Mogul                                                           [Page 1]


Internet-Draft          HTTP proxy revalidation     6 January 1997 18:22


                           TABLE OF CONTENTS

1 Introduction                                                         2
2 Problems with proxy-revalidate                                       3
3 Possible alternatives                                                5
     3.1 Alternatives not requiring changes to RFC2068                 5
     3.2 Alternatives that require changes to RFC2068                  6
4 Proposed solution                                                    8
5 Security Considerations                                             10
6 Acknowledgements                                                    10
7 References                                                          10
8 Author's address                                                    10


1 Introduction

   HTTP/1.1 introduces a ``Cache-control'' header to allow origin
   servers and clients to impose fine-grained control over the operation
   of HTTP caches.  One important aspect of HTTP caching is whether a
   cache should ``revalidate'' a cached response with the origin server,
   before using the response as a cache hit.  In cases where the use of
   an invalid cache entry could lead to serious error, such as the
   violation of an authentication policy, or incorrect behavior of an
   online shopping application, proper revalidation could be crucial.
   On the other hand, caching can yield significant performance
   benefits, and so we want to make caching as effective as possible.

      Note: HTTP caches normally revalidate a cached response by
      sending a conditional GET to the origin server.  This may be
      done using the ``If-none-match'' request header or the
      ``If-modified-since'' request header.  If the server would
      return the same response as the cached response, the server may
      reply with a status code of 304 (Not Modified).  While this
      does involve a message exchange, by avoiding the transmission
      of the entity body, a revalidation is often much cheaper than
      an unconditional retrieval.

▸ Jobs
a) According to the HTTP proxy revalidation draft, what status code may a server send when it would return the same response as the cached one?
b) Pick up the HTTP proxy revalidation draft right after its last sentence and keep writing it in the same style.

▸ Data excerpts
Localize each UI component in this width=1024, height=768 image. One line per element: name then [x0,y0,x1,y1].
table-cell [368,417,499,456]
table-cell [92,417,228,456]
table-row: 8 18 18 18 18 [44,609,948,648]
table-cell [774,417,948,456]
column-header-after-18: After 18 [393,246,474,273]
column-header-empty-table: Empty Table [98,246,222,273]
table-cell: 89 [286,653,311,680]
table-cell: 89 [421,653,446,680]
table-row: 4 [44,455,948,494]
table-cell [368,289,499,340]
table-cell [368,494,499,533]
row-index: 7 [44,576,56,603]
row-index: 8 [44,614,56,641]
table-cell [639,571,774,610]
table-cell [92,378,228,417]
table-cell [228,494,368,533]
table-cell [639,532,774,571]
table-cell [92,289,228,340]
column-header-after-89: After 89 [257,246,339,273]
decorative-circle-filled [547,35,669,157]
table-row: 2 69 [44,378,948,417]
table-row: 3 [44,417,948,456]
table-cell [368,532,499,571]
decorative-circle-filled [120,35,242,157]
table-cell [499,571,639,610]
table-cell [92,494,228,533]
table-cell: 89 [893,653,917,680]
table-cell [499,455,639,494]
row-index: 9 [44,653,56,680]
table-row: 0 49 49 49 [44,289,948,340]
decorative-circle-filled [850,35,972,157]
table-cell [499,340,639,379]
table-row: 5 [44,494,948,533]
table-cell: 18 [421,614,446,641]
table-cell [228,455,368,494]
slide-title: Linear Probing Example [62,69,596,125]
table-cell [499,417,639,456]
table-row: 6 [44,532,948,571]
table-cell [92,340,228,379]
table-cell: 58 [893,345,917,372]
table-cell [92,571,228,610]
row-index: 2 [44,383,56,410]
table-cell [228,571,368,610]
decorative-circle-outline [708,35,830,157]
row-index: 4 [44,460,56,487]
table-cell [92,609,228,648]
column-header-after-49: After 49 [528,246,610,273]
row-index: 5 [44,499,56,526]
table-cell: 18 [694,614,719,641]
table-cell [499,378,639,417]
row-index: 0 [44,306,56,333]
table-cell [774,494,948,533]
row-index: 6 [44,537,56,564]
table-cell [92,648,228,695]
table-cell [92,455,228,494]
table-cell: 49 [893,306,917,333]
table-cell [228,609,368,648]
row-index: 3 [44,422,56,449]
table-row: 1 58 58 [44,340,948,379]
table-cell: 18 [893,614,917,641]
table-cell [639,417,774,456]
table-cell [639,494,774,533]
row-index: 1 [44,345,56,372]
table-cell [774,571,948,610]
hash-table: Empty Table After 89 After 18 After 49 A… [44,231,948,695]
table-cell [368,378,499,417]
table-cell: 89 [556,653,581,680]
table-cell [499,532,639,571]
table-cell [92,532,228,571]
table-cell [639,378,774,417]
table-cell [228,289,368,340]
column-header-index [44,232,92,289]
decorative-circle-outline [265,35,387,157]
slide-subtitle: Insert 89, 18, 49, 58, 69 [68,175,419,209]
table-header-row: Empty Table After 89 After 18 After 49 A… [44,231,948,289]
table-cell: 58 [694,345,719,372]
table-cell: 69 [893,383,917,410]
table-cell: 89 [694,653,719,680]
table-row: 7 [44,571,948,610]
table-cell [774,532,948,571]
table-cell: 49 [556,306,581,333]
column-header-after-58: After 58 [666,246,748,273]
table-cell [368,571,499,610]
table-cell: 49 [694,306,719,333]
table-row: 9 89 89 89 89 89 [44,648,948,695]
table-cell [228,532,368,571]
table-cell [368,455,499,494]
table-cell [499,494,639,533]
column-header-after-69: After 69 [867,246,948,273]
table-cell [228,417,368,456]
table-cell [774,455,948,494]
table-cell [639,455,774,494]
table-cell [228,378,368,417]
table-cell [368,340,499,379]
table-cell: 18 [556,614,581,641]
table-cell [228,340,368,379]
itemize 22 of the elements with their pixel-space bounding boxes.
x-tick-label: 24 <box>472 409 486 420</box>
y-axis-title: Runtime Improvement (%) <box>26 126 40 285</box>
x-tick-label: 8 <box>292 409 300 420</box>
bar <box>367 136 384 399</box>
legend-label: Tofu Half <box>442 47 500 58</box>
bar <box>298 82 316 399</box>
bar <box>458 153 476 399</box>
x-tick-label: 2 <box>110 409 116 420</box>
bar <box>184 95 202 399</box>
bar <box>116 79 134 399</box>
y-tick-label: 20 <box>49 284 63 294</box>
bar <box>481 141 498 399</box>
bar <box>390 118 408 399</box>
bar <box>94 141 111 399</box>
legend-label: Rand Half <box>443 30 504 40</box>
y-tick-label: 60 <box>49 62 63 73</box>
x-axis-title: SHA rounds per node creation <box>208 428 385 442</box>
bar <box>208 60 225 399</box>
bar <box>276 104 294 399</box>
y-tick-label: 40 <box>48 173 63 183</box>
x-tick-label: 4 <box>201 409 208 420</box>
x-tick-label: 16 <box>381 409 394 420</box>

▸ Answer set
a) 304 (Not Modified)

b)
      Regarding the terms ``fresh'' and ``stale'': a cached response
      is considered to be fresh if its current age is less than its
      maximum allowed age.  A cached response is stale otherwise.
      Normally, only stale responses need to be revalidated; a fresh
      response is inherently usable without revalidation, until it
      reaches its maximum age.

   During the design of HTTP/1.1, it was realized that different
   revalidation policies might be applied to end-client caches (e.g., in
   browsers) and to intermediate proxy caches.  For example, a proxy
   cache might be shared between multiple users (raising security
   considerations), or it might be operated by someone whose interests
   in reducing transmission costs do not coincide with the interest of
   the ultimate client or origin server in preserving certain kinds of
   application semantics.
Mogul                                                           [Page 2]


Internet-Draft          HTTP proxy revalidation     6 January 1997 18:22


   It was also realized that in some cases, it might sometimes be
   appropriate to configure a cache to be ``loose'' in its behavior for
   stale responses.  That is, in such a situation, the cache might
   return a stale response without revalidating it.  This might be done,
   for example, if the network connection between the cache and the
   origin server is not working, or if the cost or delay for
   revalidation is prohibitively high.

   There is an obvious potential contradiction between the occasional
   requirement for strict revalidation of certain responses, and the
   occasional desire to allow loose operation of some HTTP caches.
   HTTP/1.1 resolves this by allowing (although not encouraging) loose
   operation as the default, but by providing a protocol mechanism for
   origin servers or end-clients to insist on mandatory strict operation
   when necessary.  This is done using the ``Cache-control'' header,
   which can carry a number of cache-control directives.  In particular,
   these directives are defined in section 14.9 of RFC2068:

      - max-age=NNN
        Sets the maximum age for this response to NNN seconds.  By
        itself, does not force strict revalidation behavior.

      - no-cache
        Prevents any caching of this response.

      - private
        Prevents any caching by a shared cache.

      - must-revalidate
        Requires that an HTTP/1.1 cache revalidate the response
        before using it, if the response is stale.

      - proxy-revalidate
        Requires that an HTTP/1.1 proxy cache revalidate the
        response before using it, if the response is stale; does
        not affect an end-client cache.


2 Problems with proxy-revalidate

   The fundamental problem with proxy-revalidate, as defined in RFC2068,
   is that it does not require a proxy cache to revalidate a fresh
   response before using it.  However, there are several circumstances
   in which it is desirable or necessary to force a proxy cache to
   revalidate a response that, to an end-client cache, would appear to
   be fresh.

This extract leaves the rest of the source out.